__INSTRUCTION__: Each line that holds the word "following" counts once; give the total for the records below and nothing else.

__SUPPLIED MATERIAL__:

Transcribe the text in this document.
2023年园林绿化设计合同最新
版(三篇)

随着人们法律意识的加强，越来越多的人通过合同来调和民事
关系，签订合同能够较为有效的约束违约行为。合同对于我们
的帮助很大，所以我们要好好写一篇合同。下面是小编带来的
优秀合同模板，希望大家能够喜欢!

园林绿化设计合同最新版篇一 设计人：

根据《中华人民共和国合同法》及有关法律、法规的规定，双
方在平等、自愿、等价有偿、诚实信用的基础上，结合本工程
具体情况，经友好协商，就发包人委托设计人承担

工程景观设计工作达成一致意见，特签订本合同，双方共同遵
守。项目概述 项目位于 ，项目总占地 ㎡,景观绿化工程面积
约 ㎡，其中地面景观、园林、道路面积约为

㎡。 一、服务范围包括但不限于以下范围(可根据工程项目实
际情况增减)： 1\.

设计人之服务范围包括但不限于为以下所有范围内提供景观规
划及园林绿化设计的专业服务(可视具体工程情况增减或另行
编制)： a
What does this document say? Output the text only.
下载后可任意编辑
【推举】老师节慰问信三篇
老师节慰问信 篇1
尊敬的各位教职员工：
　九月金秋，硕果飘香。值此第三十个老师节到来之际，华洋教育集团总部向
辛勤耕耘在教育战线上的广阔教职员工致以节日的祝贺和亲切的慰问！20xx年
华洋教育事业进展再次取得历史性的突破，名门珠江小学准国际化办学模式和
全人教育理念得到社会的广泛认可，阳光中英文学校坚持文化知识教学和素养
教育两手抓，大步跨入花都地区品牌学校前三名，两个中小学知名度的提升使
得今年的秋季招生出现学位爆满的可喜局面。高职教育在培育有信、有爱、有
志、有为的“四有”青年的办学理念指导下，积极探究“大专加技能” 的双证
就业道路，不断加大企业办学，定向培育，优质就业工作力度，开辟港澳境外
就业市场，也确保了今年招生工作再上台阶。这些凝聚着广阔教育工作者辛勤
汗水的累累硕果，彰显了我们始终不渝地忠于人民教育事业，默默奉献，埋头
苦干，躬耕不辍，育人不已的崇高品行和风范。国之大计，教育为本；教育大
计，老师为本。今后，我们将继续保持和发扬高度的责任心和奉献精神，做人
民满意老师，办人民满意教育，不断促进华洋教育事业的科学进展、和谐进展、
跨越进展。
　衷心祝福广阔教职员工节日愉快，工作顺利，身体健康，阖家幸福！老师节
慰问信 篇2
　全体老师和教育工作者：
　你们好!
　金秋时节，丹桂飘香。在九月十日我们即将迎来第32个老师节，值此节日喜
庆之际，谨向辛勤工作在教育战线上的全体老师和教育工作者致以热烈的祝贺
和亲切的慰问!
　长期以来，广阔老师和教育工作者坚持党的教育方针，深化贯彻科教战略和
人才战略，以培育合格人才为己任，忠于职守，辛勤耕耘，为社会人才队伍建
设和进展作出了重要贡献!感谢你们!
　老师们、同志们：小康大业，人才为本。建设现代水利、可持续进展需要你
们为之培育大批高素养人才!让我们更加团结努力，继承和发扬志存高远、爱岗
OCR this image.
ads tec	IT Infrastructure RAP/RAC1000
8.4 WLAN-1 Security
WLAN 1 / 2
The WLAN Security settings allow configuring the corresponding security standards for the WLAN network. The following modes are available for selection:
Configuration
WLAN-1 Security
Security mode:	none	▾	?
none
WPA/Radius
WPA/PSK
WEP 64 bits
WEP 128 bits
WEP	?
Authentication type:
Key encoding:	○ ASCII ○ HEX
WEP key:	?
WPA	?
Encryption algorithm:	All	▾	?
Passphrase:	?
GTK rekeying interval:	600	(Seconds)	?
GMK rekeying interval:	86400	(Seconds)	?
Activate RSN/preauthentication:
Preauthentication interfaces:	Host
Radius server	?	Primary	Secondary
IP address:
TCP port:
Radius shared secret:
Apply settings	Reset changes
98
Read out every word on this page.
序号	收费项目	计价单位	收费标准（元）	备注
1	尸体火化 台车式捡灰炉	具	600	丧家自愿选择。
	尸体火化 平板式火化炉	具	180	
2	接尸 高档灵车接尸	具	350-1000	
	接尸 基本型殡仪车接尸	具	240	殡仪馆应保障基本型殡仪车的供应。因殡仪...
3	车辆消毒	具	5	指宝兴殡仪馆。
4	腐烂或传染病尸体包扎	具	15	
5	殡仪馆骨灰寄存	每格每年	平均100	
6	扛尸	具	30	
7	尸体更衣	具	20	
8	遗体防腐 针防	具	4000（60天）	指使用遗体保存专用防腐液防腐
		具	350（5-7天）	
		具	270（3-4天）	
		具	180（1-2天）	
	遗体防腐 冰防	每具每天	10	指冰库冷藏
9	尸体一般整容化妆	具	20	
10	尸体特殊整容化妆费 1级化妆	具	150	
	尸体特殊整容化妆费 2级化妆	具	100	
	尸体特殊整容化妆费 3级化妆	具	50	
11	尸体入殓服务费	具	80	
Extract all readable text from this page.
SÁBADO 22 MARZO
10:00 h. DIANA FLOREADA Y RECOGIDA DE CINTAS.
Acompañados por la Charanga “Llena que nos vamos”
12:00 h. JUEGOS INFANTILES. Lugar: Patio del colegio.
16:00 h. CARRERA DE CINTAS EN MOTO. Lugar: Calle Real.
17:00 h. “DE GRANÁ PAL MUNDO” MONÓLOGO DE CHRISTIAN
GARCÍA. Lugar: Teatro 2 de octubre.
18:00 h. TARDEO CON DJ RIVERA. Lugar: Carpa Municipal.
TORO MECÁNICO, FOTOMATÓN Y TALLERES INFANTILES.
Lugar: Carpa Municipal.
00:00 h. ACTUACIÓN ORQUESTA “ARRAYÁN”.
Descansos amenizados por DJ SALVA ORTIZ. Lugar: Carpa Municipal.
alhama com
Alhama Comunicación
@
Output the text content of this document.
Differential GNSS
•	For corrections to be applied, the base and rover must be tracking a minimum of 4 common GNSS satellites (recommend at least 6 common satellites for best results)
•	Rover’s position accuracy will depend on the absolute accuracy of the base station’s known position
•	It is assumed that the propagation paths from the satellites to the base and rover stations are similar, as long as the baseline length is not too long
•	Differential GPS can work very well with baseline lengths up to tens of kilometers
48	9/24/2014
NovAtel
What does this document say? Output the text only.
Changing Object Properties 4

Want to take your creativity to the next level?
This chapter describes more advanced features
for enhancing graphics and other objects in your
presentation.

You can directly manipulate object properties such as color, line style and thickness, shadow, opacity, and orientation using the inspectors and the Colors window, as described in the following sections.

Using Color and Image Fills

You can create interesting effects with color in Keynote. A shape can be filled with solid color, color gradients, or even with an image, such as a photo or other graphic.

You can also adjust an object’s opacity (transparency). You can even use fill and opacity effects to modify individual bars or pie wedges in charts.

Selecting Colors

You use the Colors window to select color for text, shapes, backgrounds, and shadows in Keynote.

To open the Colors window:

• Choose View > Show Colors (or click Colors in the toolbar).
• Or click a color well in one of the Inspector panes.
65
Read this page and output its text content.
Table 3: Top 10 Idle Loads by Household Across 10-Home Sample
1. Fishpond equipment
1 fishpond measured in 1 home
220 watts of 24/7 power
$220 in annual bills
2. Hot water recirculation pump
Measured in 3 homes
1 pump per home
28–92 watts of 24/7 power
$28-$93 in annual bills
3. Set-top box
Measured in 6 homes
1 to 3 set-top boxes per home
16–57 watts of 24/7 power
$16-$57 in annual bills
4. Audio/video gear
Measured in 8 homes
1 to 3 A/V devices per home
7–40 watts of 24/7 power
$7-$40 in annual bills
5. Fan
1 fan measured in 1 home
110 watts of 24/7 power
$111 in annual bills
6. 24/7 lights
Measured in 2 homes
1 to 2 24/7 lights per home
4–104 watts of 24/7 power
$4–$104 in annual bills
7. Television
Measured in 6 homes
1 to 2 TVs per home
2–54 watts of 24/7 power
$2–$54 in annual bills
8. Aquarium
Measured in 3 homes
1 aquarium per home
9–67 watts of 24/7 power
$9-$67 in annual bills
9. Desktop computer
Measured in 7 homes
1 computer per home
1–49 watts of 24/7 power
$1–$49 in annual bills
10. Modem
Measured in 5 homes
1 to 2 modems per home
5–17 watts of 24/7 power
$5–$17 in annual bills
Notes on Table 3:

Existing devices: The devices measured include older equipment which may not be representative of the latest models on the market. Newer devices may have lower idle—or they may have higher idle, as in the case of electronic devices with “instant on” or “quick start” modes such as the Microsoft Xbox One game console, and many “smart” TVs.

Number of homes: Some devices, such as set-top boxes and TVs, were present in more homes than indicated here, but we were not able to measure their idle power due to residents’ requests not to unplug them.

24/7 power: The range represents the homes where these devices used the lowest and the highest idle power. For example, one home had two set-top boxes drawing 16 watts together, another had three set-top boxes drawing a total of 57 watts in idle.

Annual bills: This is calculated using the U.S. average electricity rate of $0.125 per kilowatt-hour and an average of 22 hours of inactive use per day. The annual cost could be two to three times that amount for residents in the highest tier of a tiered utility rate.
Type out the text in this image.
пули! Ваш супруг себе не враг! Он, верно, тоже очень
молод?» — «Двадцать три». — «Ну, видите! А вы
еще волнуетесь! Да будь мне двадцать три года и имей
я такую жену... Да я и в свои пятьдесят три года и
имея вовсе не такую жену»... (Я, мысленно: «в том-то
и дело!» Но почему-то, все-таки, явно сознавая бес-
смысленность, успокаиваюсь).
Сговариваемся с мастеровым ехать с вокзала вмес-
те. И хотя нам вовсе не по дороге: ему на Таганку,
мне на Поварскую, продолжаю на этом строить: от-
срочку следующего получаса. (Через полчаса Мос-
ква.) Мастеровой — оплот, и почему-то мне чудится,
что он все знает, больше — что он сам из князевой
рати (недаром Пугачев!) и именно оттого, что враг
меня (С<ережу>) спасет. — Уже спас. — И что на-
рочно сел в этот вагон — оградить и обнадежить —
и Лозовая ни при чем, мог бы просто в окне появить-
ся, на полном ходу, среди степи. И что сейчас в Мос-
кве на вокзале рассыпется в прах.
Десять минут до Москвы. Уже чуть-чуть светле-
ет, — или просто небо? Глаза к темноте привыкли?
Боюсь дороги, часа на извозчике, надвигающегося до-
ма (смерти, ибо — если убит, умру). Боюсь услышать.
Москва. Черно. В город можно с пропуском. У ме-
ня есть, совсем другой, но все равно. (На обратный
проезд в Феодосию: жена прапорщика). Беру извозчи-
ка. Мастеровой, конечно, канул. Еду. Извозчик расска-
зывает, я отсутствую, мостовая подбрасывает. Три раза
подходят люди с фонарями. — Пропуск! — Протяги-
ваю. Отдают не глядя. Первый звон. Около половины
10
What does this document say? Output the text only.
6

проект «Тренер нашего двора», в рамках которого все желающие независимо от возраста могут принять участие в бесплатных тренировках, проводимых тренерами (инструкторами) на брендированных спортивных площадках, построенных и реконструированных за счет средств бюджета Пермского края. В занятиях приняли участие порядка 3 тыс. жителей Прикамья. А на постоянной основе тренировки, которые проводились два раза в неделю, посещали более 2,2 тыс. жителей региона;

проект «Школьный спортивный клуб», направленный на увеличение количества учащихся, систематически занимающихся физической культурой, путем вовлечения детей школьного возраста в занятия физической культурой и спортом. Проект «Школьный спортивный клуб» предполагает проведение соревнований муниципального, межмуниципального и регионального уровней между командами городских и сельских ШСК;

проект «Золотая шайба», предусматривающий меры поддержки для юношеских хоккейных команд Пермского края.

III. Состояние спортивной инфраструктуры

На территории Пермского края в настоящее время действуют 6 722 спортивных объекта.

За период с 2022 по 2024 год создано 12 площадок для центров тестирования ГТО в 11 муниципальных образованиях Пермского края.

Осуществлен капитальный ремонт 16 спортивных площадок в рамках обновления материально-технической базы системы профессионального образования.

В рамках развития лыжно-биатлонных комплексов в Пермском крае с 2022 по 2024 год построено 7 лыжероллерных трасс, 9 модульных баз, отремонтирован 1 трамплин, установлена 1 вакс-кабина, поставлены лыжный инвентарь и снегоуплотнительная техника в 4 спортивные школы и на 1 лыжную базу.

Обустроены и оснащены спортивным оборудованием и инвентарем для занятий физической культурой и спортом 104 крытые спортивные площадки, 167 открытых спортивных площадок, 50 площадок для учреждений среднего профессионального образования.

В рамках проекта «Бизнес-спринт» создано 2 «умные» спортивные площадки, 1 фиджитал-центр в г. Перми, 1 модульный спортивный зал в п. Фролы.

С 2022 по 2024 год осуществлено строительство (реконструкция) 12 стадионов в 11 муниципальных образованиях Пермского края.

__SOLVED EXERCISE__: 2